### EXCERPTED DATA
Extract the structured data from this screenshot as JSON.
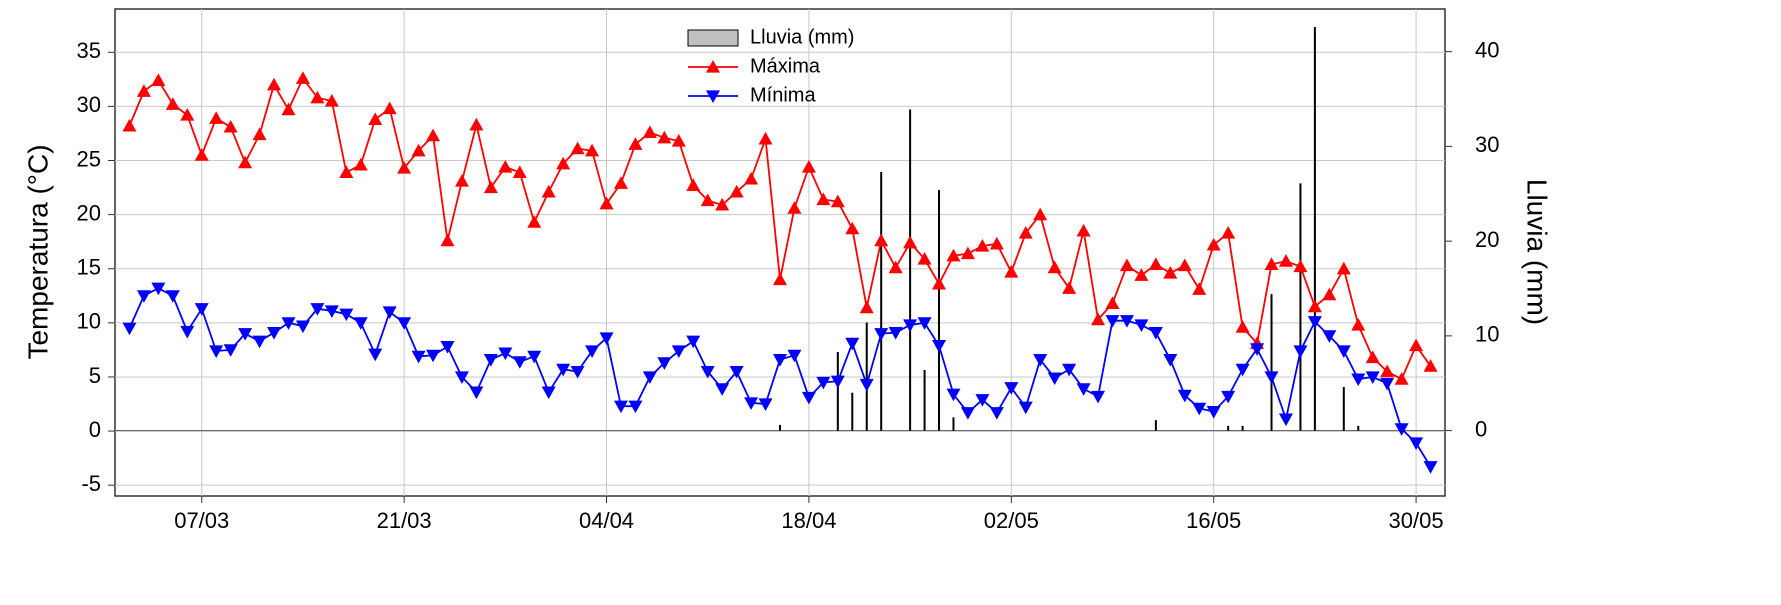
{
  "chart_data": {
    "type": "line",
    "x": [
      "02/03",
      "03/03",
      "04/03",
      "05/03",
      "06/03",
      "07/03",
      "08/03",
      "09/03",
      "10/03",
      "11/03",
      "12/03",
      "13/03",
      "14/03",
      "15/03",
      "16/03",
      "17/03",
      "18/03",
      "19/03",
      "20/03",
      "21/03",
      "22/03",
      "23/03",
      "24/03",
      "25/03",
      "26/03",
      "27/03",
      "28/03",
      "29/03",
      "30/03",
      "31/03",
      "01/04",
      "02/04",
      "03/04",
      "04/04",
      "05/04",
      "06/04",
      "07/04",
      "08/04",
      "09/04",
      "10/04",
      "11/04",
      "12/04",
      "13/04",
      "14/04",
      "15/04",
      "16/04",
      "17/04",
      "18/04",
      "19/04",
      "20/04",
      "21/04",
      "22/04",
      "23/04",
      "24/04",
      "25/04",
      "26/04",
      "27/04",
      "28/04",
      "29/04",
      "30/04",
      "01/05",
      "02/05",
      "03/05",
      "04/05",
      "05/05",
      "06/05",
      "07/05",
      "08/05",
      "09/05",
      "10/05",
      "11/05",
      "12/05",
      "13/05",
      "14/05",
      "15/05",
      "16/05",
      "17/05",
      "18/05",
      "19/05",
      "20/05",
      "21/05",
      "22/05",
      "23/05",
      "24/05",
      "25/05",
      "26/05",
      "27/05",
      "28/05",
      "29/05",
      "30/05",
      "31/05"
    ],
    "series": [
      {
        "name": "Lluvia (mm)",
        "type": "bar",
        "axis": "y2",
        "color": "#000000",
        "legend_color": "#c0c0c0",
        "values": [
          0,
          0,
          0,
          0,
          0,
          0,
          0,
          0,
          0,
          0,
          0,
          0,
          0,
          0,
          0,
          0,
          0,
          0,
          0,
          0,
          0,
          0,
          0,
          0,
          0,
          0,
          0,
          0,
          0,
          0,
          0,
          0,
          0,
          0,
          0,
          0,
          0,
          0,
          0,
          0,
          0,
          0,
          0,
          0,
          0,
          0.6,
          0,
          0,
          0,
          8.3,
          4.0,
          11.4,
          27.3,
          0,
          33.9,
          6.4,
          25.4,
          1.4,
          0,
          0,
          0,
          0,
          0,
          0,
          0,
          0,
          0,
          0,
          0,
          0,
          0,
          1.1,
          0,
          0,
          0,
          0,
          0.5,
          0.5,
          0,
          14.4,
          0,
          26.1,
          42.6,
          0,
          4.6,
          0.5,
          0,
          0,
          0,
          0,
          0
        ]
      },
      {
        "name": "Máxima",
        "type": "line",
        "marker": "triangle-up",
        "color": "#ff0000",
        "values": [
          28.2,
          31.4,
          32.4,
          30.2,
          29.2,
          25.5,
          28.9,
          28.1,
          24.8,
          27.4,
          32.0,
          29.7,
          32.6,
          30.8,
          30.5,
          23.9,
          24.6,
          28.8,
          29.8,
          24.3,
          25.9,
          27.3,
          17.6,
          23.1,
          28.3,
          22.5,
          24.4,
          23.9,
          19.3,
          22.1,
          24.7,
          26.1,
          25.9,
          21.0,
          22.9,
          26.5,
          27.6,
          27.1,
          26.8,
          22.7,
          21.3,
          20.9,
          22.1,
          23.3,
          27.0,
          14.0,
          20.6,
          24.4,
          21.4,
          21.2,
          18.7,
          11.4,
          17.6,
          15.1,
          17.4,
          15.9,
          13.6,
          16.2,
          16.4,
          17.1,
          17.3,
          14.7,
          18.3,
          20.0,
          15.1,
          13.2,
          18.5,
          10.3,
          11.8,
          15.3,
          14.4,
          15.4,
          14.6,
          15.3,
          13.1,
          17.2,
          18.3,
          9.6,
          8.1,
          15.4,
          15.7,
          15.2,
          11.5,
          12.6,
          15.0,
          9.8,
          6.8,
          5.5,
          4.8,
          7.9,
          6.0
        ]
      },
      {
        "name": "Mínima",
        "type": "line",
        "marker": "triangle-down",
        "color": "#0000ff",
        "values": [
          9.5,
          12.5,
          13.2,
          12.5,
          9.2,
          11.3,
          7.4,
          7.5,
          9.0,
          8.3,
          9.1,
          10.0,
          9.7,
          11.3,
          11.1,
          10.8,
          10.0,
          7.1,
          11.0,
          10.0,
          6.9,
          7.0,
          7.8,
          5.0,
          3.6,
          6.6,
          7.2,
          6.4,
          6.9,
          3.6,
          5.7,
          5.5,
          7.4,
          8.6,
          2.3,
          2.3,
          5.0,
          6.3,
          7.4,
          8.3,
          5.5,
          3.9,
          5.5,
          2.6,
          2.5,
          6.6,
          7.0,
          3.1,
          4.5,
          4.6,
          8.1,
          4.3,
          9.0,
          9.1,
          9.8,
          10.0,
          7.9,
          3.4,
          1.7,
          2.9,
          1.7,
          4.0,
          2.2,
          6.6,
          4.9,
          5.7,
          3.9,
          3.2,
          10.2,
          10.2,
          9.8,
          9.1,
          6.6,
          3.3,
          2.1,
          1.8,
          3.2,
          5.7,
          7.6,
          5.0,
          1.1,
          7.4,
          10.1,
          8.8,
          7.4,
          4.8,
          5.0,
          4.4,
          0.2,
          -1.1,
          -3.3
        ]
      }
    ],
    "xlim": [
      "01/03",
      "01/06"
    ],
    "xticks": [
      "07/03",
      "21/03",
      "04/04",
      "18/04",
      "02/05",
      "16/05",
      "30/05"
    ],
    "ylim": [
      -6,
      39
    ],
    "yticks": [
      -5,
      0,
      5,
      10,
      15,
      20,
      25,
      30,
      35
    ],
    "y2lim": [
      -6.9,
      44.5
    ],
    "y2ticks": [
      0,
      10,
      20,
      30,
      40
    ],
    "ylabel": "Temperatura (°C)",
    "y2label": "Lluvia (mm)",
    "grid": true,
    "legend": "top-center"
  }
}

### TASK TO COMPLETE
Will you restate every entry word for word and omit the images?

### RESULT OF THE TASK
Extract the structured data from this screenshot as JSON.
{
  "chart_data": {
    "type": "line",
    "x": [
      "02/03",
      "03/03",
      "04/03",
      "05/03",
      "06/03",
      "07/03",
      "08/03",
      "09/03",
      "10/03",
      "11/03",
      "12/03",
      "13/03",
      "14/03",
      "15/03",
      "16/03",
      "17/03",
      "18/03",
      "19/03",
      "20/03",
      "21/03",
      "22/03",
      "23/03",
      "24/03",
      "25/03",
      "26/03",
      "27/03",
      "28/03",
      "29/03",
      "30/03",
      "31/03",
      "01/04",
      "02/04",
      "03/04",
      "04/04",
      "05/04",
      "06/04",
      "07/04",
      "08/04",
      "09/04",
      "10/04",
      "11/04",
      "12/04",
      "13/04",
      "14/04",
      "15/04",
      "16/04",
      "17/04",
      "18/04",
      "19/04",
      "20/04",
      "21/04",
      "22/04",
      "23/04",
      "24/04",
      "25/04",
      "26/04",
      "27/04",
      "28/04",
      "29/04",
      "30/04",
      "01/05",
      "02/05",
      "03/05",
      "04/05",
      "05/05",
      "06/05",
      "07/05",
      "08/05",
      "09/05",
      "10/05",
      "11/05",
      "12/05",
      "13/05",
      "14/05",
      "15/05",
      "16/05",
      "17/05",
      "18/05",
      "19/05",
      "20/05",
      "21/05",
      "22/05",
      "23/05",
      "24/05",
      "25/05",
      "26/05",
      "27/05",
      "28/05",
      "29/05",
      "30/05",
      "31/05"
    ],
    "series": [
      {
        "name": "Lluvia (mm)",
        "type": "bar",
        "axis": "y2",
        "color": "#000000",
        "legend_color": "#c0c0c0",
        "values": [
          0,
          0,
          0,
          0,
          0,
          0,
          0,
          0,
          0,
          0,
          0,
          0,
          0,
          0,
          0,
          0,
          0,
          0,
          0,
          0,
          0,
          0,
          0,
          0,
          0,
          0,
          0,
          0,
          0,
          0,
          0,
          0,
          0,
          0,
          0,
          0,
          0,
          0,
          0,
          0,
          0,
          0,
          0,
          0,
          0,
          0.6,
          0,
          0,
          0,
          8.3,
          4.0,
          11.4,
          27.3,
          0,
          33.9,
          6.4,
          25.4,
          1.4,
          0,
          0,
          0,
          0,
          0,
          0,
          0,
          0,
          0,
          0,
          0,
          0,
          0,
          1.1,
          0,
          0,
          0,
          0,
          0.5,
          0.5,
          0,
          14.4,
          0,
          26.1,
          42.6,
          0,
          4.6,
          0.5,
          0,
          0,
          0,
          0,
          0
        ]
      },
      {
        "name": "Máxima",
        "type": "line",
        "marker": "triangle-up",
        "color": "#ff0000",
        "values": [
          28.2,
          31.4,
          32.4,
          30.2,
          29.2,
          25.5,
          28.9,
          28.1,
          24.8,
          27.4,
          32.0,
          29.7,
          32.6,
          30.8,
          30.5,
          23.9,
          24.6,
          28.8,
          29.8,
          24.3,
          25.9,
          27.3,
          17.6,
          23.1,
          28.3,
          22.5,
          24.4,
          23.9,
          19.3,
          22.1,
          24.7,
          26.1,
          25.9,
          21.0,
          22.9,
          26.5,
          27.6,
          27.1,
          26.8,
          22.7,
          21.3,
          20.9,
          22.1,
          23.3,
          27.0,
          14.0,
          20.6,
          24.4,
          21.4,
          21.2,
          18.7,
          11.4,
          17.6,
          15.1,
          17.4,
          15.9,
          13.6,
          16.2,
          16.4,
          17.1,
          17.3,
          14.7,
          18.3,
          20.0,
          15.1,
          13.2,
          18.5,
          10.3,
          11.8,
          15.3,
          14.4,
          15.4,
          14.6,
          15.3,
          13.1,
          17.2,
          18.3,
          9.6,
          8.1,
          15.4,
          15.7,
          15.2,
          11.5,
          12.6,
          15.0,
          9.8,
          6.8,
          5.5,
          4.8,
          7.9,
          6.0
        ]
      },
      {
        "name": "Mínima",
        "type": "line",
        "marker": "triangle-down",
        "color": "#0000ff",
        "values": [
          9.5,
          12.5,
          13.2,
          12.5,
          9.2,
          11.3,
          7.4,
          7.5,
          9.0,
          8.3,
          9.1,
          10.0,
          9.7,
          11.3,
          11.1,
          10.8,
          10.0,
          7.1,
          11.0,
          10.0,
          6.9,
          7.0,
          7.8,
          5.0,
          3.6,
          6.6,
          7.2,
          6.4,
          6.9,
          3.6,
          5.7,
          5.5,
          7.4,
          8.6,
          2.3,
          2.3,
          5.0,
          6.3,
          7.4,
          8.3,
          5.5,
          3.9,
          5.5,
          2.6,
          2.5,
          6.6,
          7.0,
          3.1,
          4.5,
          4.6,
          8.1,
          4.3,
          9.0,
          9.1,
          9.8,
          10.0,
          7.9,
          3.4,
          1.7,
          2.9,
          1.7,
          4.0,
          2.2,
          6.6,
          4.9,
          5.7,
          3.9,
          3.2,
          10.2,
          10.2,
          9.8,
          9.1,
          6.6,
          3.3,
          2.1,
          1.8,
          3.2,
          5.7,
          7.6,
          5.0,
          1.1,
          7.4,
          10.1,
          8.8,
          7.4,
          4.8,
          5.0,
          4.4,
          0.2,
          -1.1,
          -3.3
        ]
      }
    ],
    "xlim": [
      "01/03",
      "01/06"
    ],
    "xticks": [
      "07/03",
      "21/03",
      "04/04",
      "18/04",
      "02/05",
      "16/05",
      "30/05"
    ],
    "ylim": [
      -6,
      39
    ],
    "yticks": [
      -5,
      0,
      5,
      10,
      15,
      20,
      25,
      30,
      35
    ],
    "y2lim": [
      -6.9,
      44.5
    ],
    "y2ticks": [
      0,
      10,
      20,
      30,
      40
    ],
    "ylabel": "Temperatura (°C)",
    "y2label": "Lluvia (mm)",
    "grid": true,
    "legend": "top-center"
  }
}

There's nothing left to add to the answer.